**EXERCISES TO COMPLETE:**
1. According to the Ubuntu wallpaper tutorial, what does a clock icon on a wallpaper in the Background tab mean?
2. Reproduce the passage of the Ubuntu wallpaper tutorial word for word, starting at "Press the Windows/Super" and ending at "in this article.".

**QUOTED PASSAGE:**
════════════════════
How to Change and Manage Background Wallpapers in Ubuntu [Beginner's Tip]

This beginner's tutorial explains various ways of changing desktop background in Ubuntu, along with some additional wallpaper management tips.
Warp Terminal

The simplest way to customize Ubuntu is to change the wallpaper. A good wallpaper changes the looks of the desktop drastically.

Changing the desktop background in Ubuntu is just a matter of a right click. However, I am writing this tutorial to share a few behind-the-scene tips and information you might miss or never know even after using Ubuntu for years.

Change desktop background from Ubuntu settings

If you are using Ubuntu with the default GNOME desktop, you should find a dedicated background option in the system settings.

Press the Windows/Super key and look for Settings (or Background).

settings application ubuntu
Go to Settings

Go to the Background tab and you’ll see a bunch of wallpapers. These are the default Ubuntu wallpapers that come pre-installed with the operating system.

The current wallpaper is displayed at the top. You’ll also notice that some wallpapers have a clock icon. These wallpapers change throughout the day at a regular time interval. I’ll explain about them later in this article.
════════════════════
**RECORD EXCERPTS:**
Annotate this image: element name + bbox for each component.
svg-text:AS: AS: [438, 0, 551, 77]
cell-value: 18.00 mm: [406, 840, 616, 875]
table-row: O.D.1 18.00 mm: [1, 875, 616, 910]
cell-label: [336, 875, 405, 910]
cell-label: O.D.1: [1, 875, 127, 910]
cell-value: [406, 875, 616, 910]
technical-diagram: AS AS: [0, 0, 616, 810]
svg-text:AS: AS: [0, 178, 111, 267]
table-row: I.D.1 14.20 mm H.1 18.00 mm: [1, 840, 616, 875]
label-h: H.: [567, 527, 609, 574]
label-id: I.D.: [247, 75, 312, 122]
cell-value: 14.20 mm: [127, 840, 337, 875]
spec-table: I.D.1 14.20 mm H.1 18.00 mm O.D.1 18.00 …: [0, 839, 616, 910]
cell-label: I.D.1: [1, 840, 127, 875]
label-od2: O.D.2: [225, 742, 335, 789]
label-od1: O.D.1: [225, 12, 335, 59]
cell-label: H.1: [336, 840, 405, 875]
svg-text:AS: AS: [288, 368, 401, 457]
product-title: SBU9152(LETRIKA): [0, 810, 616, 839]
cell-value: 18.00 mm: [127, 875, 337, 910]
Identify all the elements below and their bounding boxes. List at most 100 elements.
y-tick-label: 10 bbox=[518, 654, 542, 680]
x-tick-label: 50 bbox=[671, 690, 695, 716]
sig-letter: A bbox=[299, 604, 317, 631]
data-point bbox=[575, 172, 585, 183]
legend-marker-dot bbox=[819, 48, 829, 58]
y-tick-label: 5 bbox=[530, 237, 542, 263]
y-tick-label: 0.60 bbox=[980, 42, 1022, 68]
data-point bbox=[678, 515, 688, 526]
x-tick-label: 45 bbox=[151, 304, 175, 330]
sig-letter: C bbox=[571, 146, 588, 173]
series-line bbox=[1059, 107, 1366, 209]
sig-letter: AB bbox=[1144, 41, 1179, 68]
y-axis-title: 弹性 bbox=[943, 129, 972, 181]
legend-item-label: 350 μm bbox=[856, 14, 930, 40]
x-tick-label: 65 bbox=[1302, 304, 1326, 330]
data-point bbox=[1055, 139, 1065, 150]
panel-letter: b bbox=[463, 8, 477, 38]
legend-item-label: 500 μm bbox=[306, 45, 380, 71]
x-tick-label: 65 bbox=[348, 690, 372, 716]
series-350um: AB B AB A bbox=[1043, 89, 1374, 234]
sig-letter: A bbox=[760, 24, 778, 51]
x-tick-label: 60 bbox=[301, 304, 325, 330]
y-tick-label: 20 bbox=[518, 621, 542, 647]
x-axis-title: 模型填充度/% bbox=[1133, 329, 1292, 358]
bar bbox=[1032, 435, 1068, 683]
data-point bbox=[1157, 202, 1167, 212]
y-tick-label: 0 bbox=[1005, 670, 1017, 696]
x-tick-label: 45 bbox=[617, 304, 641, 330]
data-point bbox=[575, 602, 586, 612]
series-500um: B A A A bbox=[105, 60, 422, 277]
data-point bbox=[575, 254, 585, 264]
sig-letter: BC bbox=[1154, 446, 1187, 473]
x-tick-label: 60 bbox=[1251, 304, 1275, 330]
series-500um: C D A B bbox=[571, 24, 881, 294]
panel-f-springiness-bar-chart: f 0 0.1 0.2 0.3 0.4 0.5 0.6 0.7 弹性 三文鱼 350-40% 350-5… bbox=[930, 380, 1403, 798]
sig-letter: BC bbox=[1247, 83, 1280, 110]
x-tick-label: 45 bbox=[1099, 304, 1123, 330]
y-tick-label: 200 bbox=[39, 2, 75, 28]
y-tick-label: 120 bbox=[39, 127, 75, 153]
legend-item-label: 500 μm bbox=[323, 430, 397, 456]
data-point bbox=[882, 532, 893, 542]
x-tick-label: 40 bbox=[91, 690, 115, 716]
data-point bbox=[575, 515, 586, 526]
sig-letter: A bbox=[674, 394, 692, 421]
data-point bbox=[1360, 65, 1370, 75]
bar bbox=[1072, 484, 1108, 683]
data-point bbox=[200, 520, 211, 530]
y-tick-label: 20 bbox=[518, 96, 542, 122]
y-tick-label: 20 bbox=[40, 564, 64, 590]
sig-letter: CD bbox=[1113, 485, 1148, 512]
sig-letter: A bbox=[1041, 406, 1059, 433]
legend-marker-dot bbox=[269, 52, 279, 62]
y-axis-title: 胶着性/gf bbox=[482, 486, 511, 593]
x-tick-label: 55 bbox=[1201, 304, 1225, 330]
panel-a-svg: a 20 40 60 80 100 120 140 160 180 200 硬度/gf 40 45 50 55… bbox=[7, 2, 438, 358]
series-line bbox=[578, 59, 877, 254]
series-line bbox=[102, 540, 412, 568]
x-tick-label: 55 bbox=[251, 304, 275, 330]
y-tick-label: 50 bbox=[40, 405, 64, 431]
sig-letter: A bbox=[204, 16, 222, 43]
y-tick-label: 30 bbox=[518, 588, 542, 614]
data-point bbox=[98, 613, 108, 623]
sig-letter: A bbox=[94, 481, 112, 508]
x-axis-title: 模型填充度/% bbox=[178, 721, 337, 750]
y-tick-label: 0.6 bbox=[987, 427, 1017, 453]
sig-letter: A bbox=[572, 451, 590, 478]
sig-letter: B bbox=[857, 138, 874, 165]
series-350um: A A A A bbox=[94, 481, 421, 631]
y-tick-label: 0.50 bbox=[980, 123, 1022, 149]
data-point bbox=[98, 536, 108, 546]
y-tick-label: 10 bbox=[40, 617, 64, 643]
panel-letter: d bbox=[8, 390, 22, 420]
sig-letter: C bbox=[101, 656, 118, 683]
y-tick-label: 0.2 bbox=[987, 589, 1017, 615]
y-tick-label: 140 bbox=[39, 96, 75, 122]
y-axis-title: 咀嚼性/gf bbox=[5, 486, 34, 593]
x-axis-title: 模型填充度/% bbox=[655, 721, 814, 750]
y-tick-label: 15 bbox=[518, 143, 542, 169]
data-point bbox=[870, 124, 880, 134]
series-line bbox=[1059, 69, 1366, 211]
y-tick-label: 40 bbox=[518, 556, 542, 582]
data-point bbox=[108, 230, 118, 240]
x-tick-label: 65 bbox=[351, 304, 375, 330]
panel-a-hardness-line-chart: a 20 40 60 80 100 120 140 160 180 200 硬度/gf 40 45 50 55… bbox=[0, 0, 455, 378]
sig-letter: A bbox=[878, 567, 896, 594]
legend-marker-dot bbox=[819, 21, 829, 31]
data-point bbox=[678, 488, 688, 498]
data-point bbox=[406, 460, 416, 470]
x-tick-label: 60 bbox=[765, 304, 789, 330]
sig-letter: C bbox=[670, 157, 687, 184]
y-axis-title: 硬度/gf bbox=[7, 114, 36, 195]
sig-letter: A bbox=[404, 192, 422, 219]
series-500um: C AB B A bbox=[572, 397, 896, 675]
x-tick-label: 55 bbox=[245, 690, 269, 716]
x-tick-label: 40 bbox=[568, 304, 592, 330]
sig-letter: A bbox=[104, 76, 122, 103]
════════════════════
**SOLUTIONS BELOW:**
1. Wallpapers with a clock icon change throughout the day at a regular time interval.

2.
Press the Windows/Super key and look for Settings (or Background).

settings application ubuntu
Go to Settings

Go to the Background tab and you’ll see a bunch of wallpapers. These are the default Ubuntu wallpapers that come pre-installed with the operating system.

The current wallpaper is displayed at the top. You’ll also notice that some wallpapers have a clock icon. These wallpapers change throughout the day at a regular time interval. I’ll explain about them later in this article.